Task to complete
Begin at the line that holds "What's the underlying" and copy each line exactly until the data below ends, including that last line but no pictures.

===

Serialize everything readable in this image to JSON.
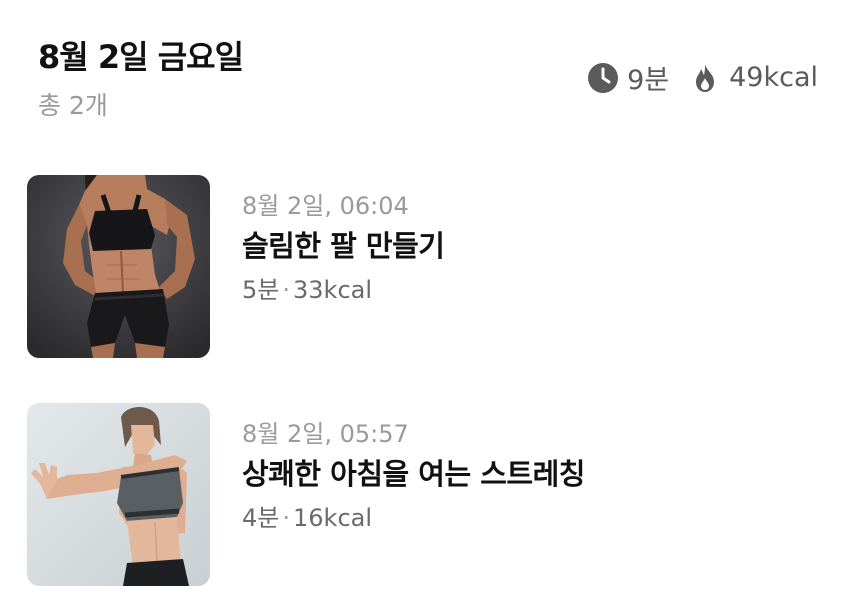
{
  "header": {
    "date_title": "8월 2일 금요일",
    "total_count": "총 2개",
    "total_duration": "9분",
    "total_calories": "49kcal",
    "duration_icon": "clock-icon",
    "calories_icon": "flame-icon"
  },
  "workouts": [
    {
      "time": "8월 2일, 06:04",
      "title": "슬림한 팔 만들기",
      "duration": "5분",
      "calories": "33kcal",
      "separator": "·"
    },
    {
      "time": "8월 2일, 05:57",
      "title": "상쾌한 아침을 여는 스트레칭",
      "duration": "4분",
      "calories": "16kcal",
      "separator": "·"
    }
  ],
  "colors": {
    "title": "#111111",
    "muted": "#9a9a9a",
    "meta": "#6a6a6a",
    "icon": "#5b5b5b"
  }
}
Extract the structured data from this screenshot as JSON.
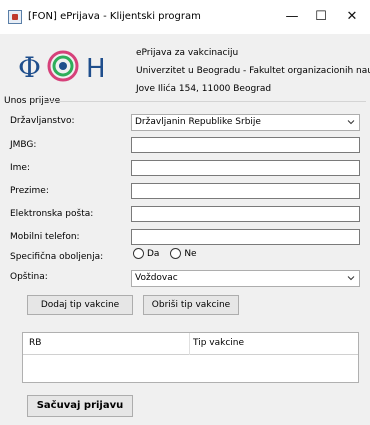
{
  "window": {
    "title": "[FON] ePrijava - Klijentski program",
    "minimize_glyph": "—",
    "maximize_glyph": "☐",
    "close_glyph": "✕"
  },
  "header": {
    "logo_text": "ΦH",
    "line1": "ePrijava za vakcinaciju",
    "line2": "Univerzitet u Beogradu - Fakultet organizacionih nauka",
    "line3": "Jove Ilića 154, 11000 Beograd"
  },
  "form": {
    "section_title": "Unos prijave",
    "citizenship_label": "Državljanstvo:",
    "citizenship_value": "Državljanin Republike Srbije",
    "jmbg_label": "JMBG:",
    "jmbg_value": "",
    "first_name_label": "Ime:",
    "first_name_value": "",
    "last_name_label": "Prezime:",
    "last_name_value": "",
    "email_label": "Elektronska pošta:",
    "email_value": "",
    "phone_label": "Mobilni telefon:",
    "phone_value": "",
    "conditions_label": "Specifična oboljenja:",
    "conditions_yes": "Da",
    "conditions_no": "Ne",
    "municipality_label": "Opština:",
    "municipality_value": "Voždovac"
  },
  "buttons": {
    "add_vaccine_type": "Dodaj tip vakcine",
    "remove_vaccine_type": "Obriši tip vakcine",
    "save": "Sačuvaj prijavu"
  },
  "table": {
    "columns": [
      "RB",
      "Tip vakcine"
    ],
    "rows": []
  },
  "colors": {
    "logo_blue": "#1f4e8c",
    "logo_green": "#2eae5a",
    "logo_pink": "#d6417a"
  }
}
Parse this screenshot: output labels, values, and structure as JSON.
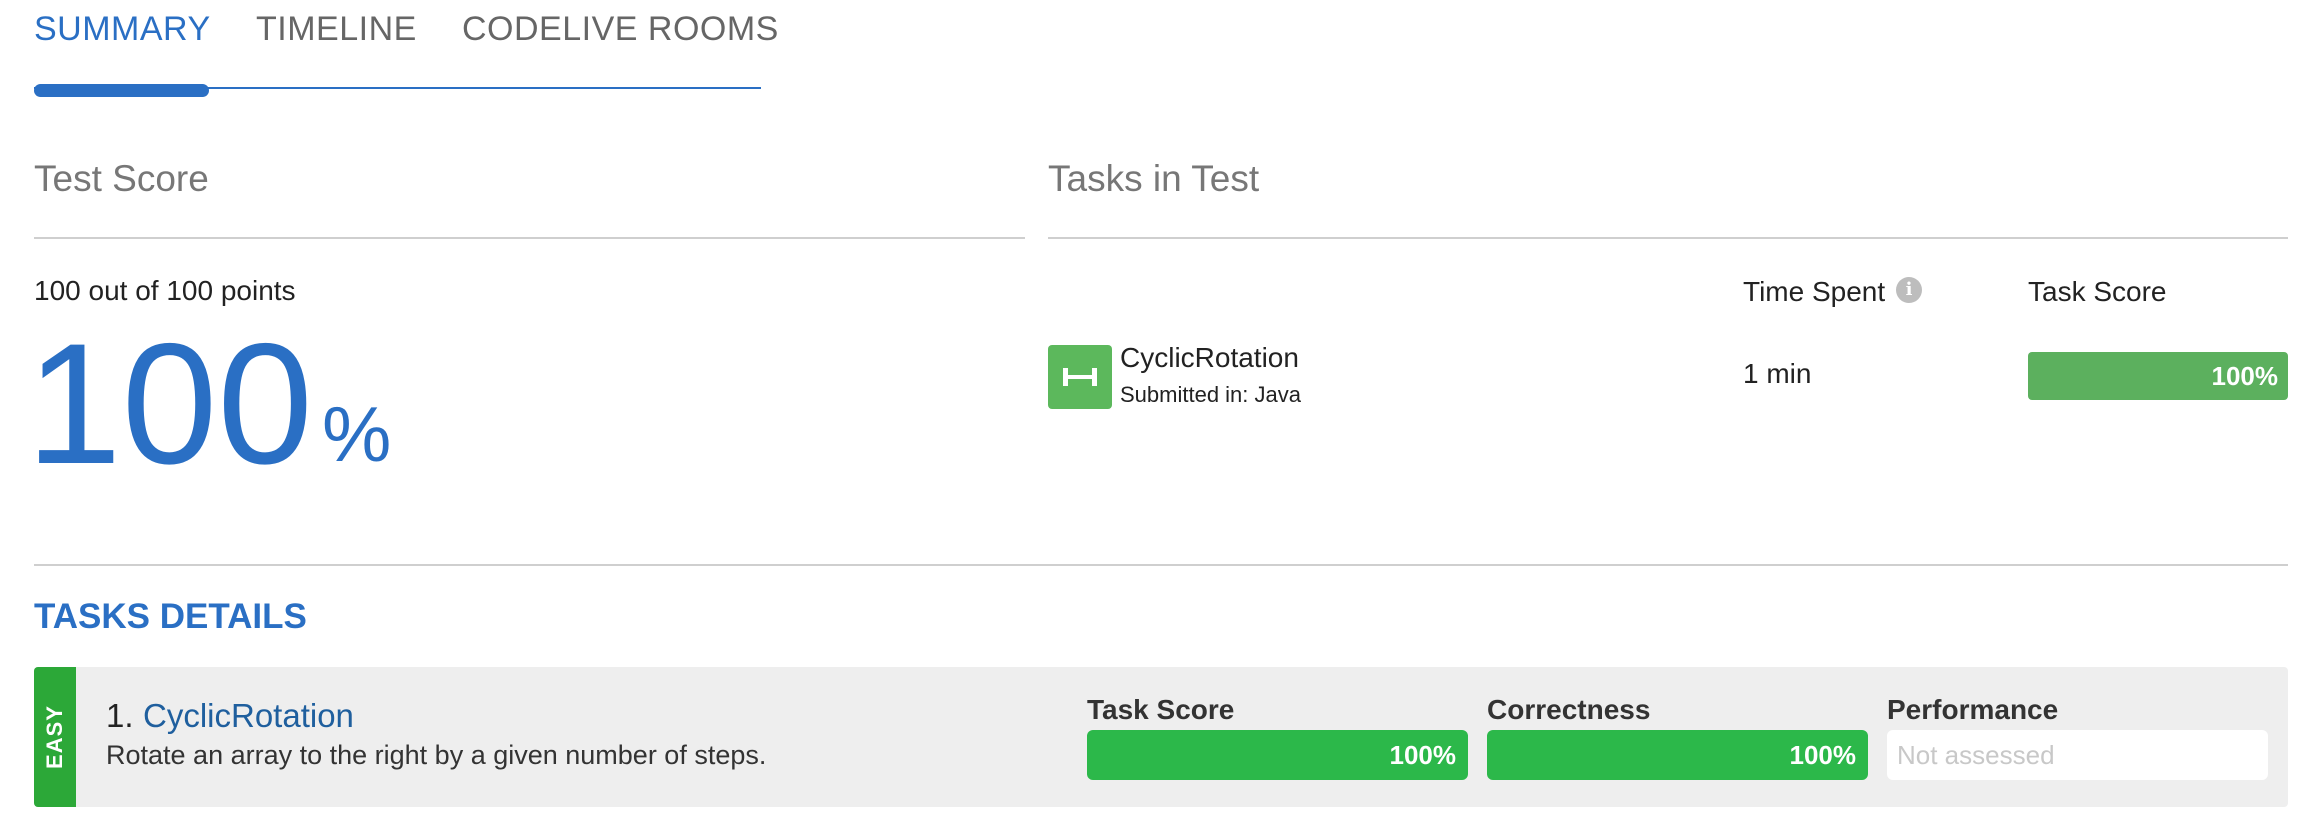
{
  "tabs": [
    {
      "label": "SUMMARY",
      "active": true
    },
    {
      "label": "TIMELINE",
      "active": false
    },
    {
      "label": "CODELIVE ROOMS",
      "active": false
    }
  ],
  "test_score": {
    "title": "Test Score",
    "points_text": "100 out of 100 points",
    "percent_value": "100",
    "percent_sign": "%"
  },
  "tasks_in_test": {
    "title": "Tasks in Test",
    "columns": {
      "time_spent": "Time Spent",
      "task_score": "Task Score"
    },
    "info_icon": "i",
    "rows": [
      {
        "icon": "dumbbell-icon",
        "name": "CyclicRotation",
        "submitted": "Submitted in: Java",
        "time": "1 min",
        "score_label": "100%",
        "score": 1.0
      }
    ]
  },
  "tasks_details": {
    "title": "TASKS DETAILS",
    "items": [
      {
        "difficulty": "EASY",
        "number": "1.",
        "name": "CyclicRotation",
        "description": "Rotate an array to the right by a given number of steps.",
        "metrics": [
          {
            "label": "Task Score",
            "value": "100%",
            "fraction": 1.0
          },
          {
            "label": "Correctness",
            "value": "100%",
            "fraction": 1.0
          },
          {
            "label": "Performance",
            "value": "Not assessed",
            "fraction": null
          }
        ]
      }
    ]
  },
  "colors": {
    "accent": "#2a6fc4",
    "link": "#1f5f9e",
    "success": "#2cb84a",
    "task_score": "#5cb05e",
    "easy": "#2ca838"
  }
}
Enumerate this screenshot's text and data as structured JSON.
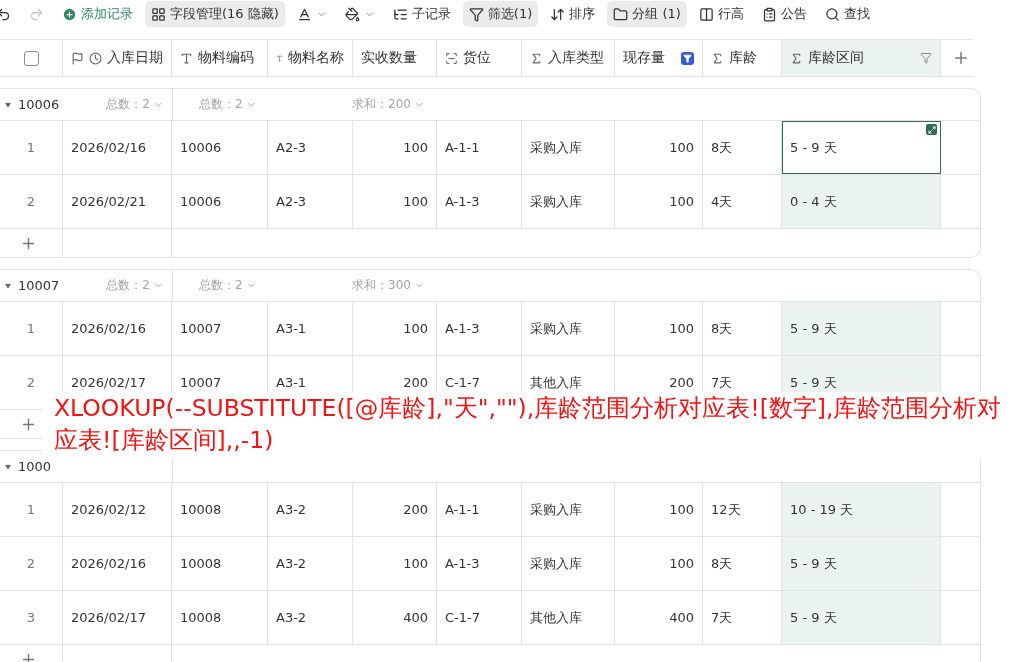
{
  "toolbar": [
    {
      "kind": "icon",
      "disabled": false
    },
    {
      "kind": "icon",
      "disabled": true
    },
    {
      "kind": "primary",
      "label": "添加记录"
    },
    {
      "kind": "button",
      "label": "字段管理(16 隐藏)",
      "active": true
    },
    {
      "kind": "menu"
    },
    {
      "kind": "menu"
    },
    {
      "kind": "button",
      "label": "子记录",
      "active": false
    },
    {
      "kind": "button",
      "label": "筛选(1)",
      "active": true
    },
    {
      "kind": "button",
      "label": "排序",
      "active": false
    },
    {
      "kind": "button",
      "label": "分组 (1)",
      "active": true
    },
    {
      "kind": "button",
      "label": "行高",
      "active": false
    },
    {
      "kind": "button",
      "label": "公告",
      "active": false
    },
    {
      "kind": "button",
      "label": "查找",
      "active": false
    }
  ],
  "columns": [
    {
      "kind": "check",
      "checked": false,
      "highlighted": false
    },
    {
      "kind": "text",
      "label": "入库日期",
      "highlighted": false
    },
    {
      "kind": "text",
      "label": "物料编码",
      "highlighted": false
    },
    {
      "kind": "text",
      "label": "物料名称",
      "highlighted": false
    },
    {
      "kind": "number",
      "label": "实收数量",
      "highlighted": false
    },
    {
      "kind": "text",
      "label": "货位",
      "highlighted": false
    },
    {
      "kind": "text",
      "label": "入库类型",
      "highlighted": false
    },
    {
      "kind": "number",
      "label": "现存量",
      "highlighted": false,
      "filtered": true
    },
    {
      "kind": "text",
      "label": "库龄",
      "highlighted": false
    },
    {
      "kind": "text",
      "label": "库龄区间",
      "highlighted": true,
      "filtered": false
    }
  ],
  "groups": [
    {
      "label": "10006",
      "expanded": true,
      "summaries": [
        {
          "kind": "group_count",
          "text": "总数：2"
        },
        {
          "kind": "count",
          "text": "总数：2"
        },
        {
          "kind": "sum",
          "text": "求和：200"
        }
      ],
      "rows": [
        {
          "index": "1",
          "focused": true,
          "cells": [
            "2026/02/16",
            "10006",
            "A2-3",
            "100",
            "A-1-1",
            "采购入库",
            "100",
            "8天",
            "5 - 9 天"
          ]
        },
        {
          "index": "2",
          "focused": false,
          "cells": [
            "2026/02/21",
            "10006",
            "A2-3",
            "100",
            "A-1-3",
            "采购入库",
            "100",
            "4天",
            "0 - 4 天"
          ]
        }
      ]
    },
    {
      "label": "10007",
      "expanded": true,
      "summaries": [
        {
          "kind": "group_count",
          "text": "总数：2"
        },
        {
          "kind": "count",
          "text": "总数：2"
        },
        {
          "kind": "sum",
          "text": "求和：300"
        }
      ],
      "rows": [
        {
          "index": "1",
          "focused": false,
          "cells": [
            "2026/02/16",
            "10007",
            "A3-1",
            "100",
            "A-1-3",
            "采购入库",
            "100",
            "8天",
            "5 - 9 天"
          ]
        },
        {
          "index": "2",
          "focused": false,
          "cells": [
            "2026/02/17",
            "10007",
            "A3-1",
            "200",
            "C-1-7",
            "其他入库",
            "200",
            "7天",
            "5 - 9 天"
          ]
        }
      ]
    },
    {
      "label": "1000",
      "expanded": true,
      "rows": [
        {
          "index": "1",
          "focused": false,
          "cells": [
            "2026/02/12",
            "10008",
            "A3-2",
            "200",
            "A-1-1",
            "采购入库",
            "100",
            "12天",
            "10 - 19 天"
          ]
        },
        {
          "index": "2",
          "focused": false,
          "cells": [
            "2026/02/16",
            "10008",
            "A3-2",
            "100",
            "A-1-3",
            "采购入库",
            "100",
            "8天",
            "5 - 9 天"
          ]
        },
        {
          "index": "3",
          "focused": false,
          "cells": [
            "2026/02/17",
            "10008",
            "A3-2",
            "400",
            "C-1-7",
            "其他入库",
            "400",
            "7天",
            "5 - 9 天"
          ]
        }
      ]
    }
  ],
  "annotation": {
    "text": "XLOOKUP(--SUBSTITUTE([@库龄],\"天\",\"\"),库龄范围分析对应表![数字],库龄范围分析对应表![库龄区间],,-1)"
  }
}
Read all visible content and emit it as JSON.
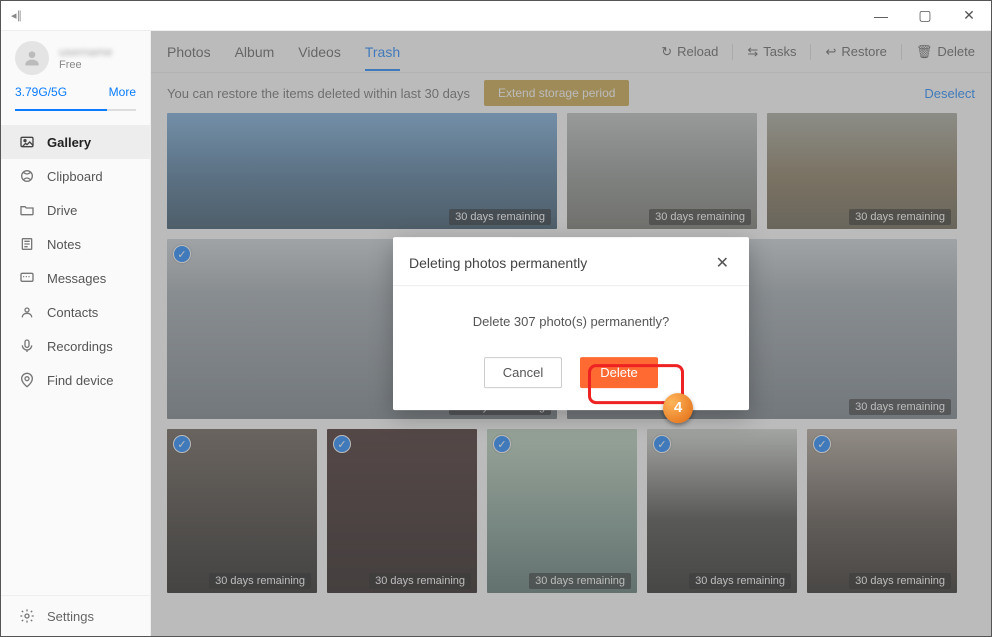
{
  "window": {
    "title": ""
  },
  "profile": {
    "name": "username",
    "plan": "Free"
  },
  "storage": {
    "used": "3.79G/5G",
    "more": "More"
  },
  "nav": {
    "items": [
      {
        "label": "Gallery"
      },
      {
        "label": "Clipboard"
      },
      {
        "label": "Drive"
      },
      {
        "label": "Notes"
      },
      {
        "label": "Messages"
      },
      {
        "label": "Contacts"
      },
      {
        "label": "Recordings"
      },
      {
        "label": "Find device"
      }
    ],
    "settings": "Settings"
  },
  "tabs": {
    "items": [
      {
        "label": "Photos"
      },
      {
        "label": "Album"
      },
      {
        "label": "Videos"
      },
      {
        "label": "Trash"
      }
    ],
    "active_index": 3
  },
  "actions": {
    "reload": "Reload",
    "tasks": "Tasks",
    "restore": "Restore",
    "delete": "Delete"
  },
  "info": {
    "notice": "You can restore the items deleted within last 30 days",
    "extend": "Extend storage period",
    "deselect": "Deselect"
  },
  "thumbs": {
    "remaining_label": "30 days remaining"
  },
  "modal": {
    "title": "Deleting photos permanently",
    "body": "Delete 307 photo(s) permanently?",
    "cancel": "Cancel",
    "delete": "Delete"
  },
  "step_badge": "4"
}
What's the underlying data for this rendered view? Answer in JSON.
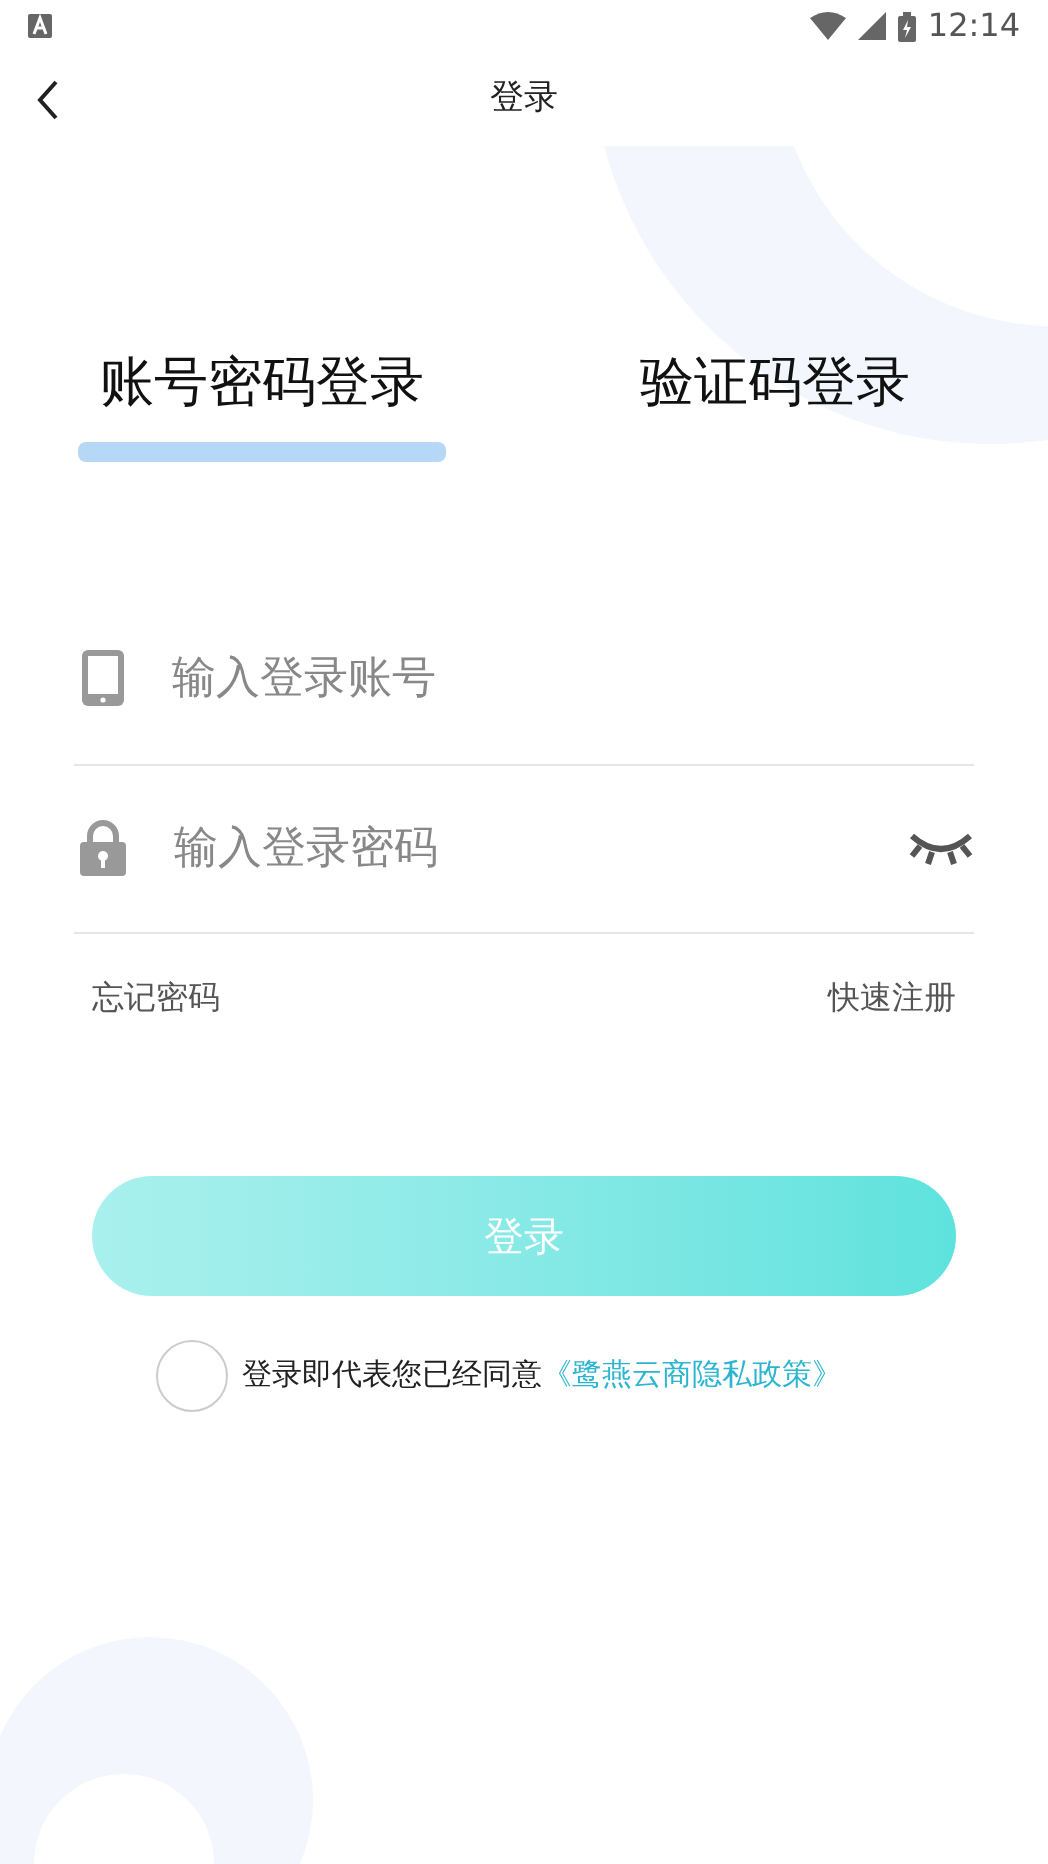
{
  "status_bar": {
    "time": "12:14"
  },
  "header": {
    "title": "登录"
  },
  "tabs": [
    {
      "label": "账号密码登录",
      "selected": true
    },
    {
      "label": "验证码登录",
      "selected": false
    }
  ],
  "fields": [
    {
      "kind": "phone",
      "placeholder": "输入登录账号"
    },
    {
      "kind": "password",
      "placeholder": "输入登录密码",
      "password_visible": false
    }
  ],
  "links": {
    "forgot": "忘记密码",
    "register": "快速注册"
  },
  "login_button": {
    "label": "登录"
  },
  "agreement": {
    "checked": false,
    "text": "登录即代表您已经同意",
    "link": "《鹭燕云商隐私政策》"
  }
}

===

Answer for this exercise
What's the underlying data for this rendered view? Answer in JSON.
{
  "status_bar": {
    "time": "12:14"
  },
  "header": {
    "title": "登录"
  },
  "tabs": [
    {
      "label": "账号密码登录",
      "selected": true
    },
    {
      "label": "验证码登录",
      "selected": false
    }
  ],
  "fields": [
    {
      "kind": "phone",
      "placeholder": "输入登录账号"
    },
    {
      "kind": "password",
      "placeholder": "输入登录密码",
      "password_visible": false
    }
  ],
  "links": {
    "forgot": "忘记密码",
    "register": "快速注册"
  },
  "login_button": {
    "label": "登录"
  },
  "agreement": {
    "checked": false,
    "text": "登录即代表您已经同意",
    "link": "《鹭燕云商隐私政策》"
  }
}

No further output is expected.